MAGAZINE
柏の葉には街の形を変えられる可能性がある。
人が集まってきて議論する中で、
夢が広がり、良い循環が生まれる
水素サプライチェーンの確立を柏の葉で
今村さん「現在はドローンの開発をしております。ドローンだけではなく、今、ちょうど柏の葉IoTビジネス共創ラボというようなところで、IoTも含めて柏の葉をいろいろな実験の場にしていこうという活動もしています。
ドローンにおける自動運行のレベル4というのがあるのですが、その日本初というところですね。人が多いところでの目視外飛行というのがレベル4ですが、その社会実装を、ここ柏の葉で1番目にしていきたいなと、考えております。
長時間ドローンを飛ばすことが重要になってきていますが、実は5分とか10分くらいしか飛べないんですね。物流といっても2キロぐらいの荷物を積んで5分行って、5分で帰ってくるというのでは、物流といえないということになります。
水素燃料を使えば、既に2時間を超えて飛べるドローンを作ることができ、今回、柏の葉で年明けすぐですけど、水素燃料ドローンを使った実証実験をしたり、あるいは陸上のモビリティ、こうしたものも水素電池を使ってやっていきたいと思っています。

## 課題のねらい
柏の葉の文章のうち、「人が集まってきて議論する中で、」から「こうという活動もしています。」までを、両端も含めて一字も変えずにそのまま返してください。

[データセットの項目]
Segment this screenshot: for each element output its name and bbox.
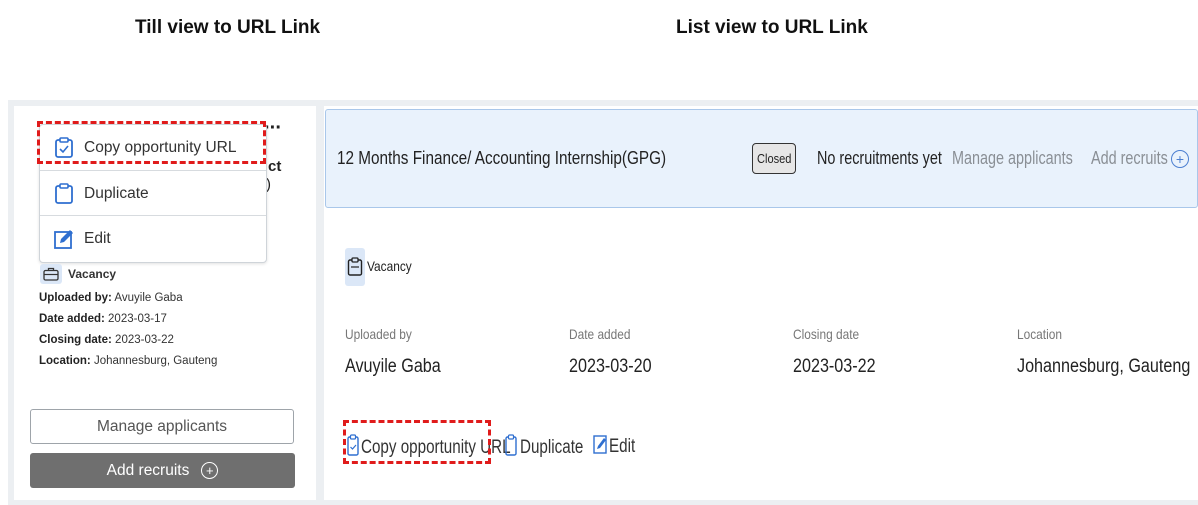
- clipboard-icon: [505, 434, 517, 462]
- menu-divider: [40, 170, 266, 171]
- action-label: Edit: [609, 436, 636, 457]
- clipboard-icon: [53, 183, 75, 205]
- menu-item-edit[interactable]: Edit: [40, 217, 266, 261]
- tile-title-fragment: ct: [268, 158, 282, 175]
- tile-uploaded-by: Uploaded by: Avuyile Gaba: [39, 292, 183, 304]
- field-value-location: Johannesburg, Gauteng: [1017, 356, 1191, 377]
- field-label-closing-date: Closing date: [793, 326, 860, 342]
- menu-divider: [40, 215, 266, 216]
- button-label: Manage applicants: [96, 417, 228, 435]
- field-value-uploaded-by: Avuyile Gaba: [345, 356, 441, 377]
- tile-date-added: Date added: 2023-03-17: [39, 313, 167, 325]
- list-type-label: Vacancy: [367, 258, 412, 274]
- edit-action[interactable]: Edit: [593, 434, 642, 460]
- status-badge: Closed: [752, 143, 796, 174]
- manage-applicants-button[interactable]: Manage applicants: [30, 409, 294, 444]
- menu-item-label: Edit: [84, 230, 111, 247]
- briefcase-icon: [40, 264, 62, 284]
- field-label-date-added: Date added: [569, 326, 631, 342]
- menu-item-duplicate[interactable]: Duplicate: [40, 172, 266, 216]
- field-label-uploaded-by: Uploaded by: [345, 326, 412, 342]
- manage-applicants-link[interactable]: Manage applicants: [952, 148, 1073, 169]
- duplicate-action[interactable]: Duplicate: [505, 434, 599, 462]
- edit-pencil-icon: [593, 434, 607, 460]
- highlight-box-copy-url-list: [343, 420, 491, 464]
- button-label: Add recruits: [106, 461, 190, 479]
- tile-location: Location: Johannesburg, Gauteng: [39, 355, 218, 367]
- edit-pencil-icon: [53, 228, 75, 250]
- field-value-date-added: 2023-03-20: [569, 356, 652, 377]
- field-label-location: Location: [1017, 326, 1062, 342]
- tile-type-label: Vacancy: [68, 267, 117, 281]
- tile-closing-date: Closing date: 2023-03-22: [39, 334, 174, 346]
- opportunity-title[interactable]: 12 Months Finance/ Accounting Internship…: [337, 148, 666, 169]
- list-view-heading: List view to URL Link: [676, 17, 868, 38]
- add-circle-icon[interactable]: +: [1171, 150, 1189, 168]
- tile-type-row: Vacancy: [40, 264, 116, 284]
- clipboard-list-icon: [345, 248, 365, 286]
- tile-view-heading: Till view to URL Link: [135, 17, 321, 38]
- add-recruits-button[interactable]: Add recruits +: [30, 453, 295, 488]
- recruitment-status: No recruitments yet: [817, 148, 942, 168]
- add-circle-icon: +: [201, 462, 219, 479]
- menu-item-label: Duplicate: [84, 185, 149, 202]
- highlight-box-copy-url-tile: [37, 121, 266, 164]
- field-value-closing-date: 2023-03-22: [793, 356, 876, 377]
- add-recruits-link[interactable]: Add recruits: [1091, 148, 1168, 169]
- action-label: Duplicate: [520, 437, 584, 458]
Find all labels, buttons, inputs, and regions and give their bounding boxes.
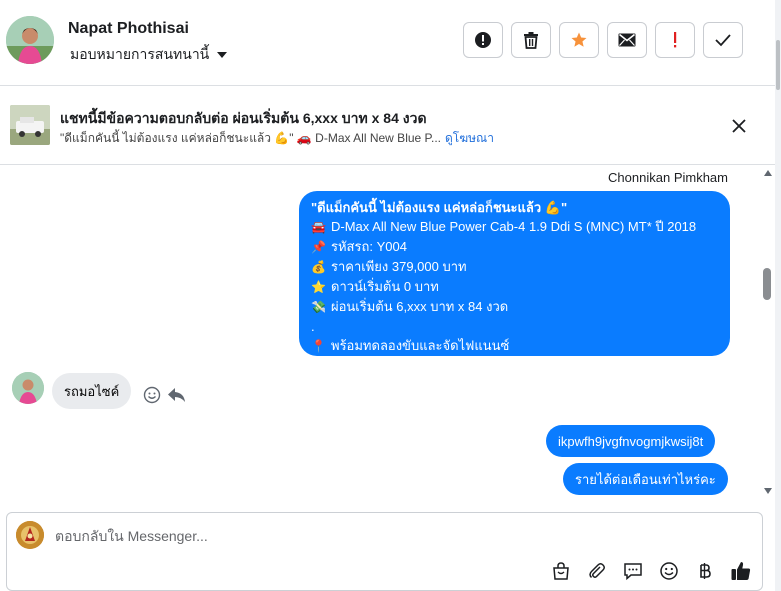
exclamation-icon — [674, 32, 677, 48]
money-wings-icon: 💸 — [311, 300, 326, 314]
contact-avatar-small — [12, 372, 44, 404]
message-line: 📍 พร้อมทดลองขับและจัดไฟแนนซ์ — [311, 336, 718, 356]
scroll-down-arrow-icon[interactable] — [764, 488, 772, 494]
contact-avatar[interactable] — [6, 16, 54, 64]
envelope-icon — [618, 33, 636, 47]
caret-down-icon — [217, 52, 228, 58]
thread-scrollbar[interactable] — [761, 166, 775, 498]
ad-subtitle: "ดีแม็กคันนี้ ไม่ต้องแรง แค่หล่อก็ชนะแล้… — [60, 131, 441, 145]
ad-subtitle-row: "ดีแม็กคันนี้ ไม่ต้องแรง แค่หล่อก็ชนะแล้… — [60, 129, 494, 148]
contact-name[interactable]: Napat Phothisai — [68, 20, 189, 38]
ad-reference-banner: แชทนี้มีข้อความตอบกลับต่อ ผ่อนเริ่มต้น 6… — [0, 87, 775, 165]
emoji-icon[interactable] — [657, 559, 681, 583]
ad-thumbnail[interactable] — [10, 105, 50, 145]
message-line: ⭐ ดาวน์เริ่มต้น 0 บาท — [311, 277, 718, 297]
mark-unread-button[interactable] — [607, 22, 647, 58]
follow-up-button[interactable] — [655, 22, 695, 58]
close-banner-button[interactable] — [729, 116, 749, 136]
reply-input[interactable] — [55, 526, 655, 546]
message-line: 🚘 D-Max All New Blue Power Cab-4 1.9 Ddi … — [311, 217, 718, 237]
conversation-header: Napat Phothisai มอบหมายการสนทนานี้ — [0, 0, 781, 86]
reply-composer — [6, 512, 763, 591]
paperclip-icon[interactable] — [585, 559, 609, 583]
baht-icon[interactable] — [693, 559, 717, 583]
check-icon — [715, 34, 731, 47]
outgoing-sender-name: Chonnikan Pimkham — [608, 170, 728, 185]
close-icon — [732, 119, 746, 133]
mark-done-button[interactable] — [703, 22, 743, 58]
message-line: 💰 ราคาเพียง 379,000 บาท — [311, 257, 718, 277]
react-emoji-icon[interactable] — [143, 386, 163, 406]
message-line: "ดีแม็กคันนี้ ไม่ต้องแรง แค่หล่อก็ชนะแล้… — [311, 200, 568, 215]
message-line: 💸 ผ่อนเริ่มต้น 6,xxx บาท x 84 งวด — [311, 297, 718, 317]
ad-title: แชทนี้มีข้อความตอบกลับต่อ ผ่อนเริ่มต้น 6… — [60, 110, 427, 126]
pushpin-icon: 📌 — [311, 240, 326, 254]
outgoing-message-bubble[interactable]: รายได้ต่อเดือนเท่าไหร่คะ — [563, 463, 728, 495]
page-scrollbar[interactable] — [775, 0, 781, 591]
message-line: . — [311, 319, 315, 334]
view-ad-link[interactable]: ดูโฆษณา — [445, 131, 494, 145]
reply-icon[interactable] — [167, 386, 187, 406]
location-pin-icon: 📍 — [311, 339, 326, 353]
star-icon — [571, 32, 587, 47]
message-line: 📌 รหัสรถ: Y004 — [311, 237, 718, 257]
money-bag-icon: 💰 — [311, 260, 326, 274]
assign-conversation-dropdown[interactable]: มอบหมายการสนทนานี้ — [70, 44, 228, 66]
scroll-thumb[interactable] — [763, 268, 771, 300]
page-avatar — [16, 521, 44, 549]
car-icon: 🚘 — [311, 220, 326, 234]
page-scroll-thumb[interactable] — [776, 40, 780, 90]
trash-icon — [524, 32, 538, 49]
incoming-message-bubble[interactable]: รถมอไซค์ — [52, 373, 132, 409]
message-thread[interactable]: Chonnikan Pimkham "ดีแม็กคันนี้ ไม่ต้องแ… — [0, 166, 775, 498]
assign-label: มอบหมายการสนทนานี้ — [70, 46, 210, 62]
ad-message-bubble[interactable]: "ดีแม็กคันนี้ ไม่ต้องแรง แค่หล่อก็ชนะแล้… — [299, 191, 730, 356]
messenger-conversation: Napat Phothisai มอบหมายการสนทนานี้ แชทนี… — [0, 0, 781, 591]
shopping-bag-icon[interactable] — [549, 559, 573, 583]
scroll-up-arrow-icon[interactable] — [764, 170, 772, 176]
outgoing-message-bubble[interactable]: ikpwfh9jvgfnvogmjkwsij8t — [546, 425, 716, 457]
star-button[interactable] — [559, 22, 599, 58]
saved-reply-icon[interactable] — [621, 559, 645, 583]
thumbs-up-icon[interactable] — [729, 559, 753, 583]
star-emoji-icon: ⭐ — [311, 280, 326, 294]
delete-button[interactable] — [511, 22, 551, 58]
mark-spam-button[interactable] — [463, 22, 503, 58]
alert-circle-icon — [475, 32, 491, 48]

## 課題の結果
人が集まってきて議論する中で、
夢が広がり、良い循環が生まれる
水素サプライチェーンの確立を柏の葉で
今村さん「現在はドローンの開発をしております。ドローンだけではなく、今、ちょうど柏の葉IoTビジネス共創ラボというようなところで、IoTも含めて柏の葉をいろいろな実験の場にしていこうという活動もしています。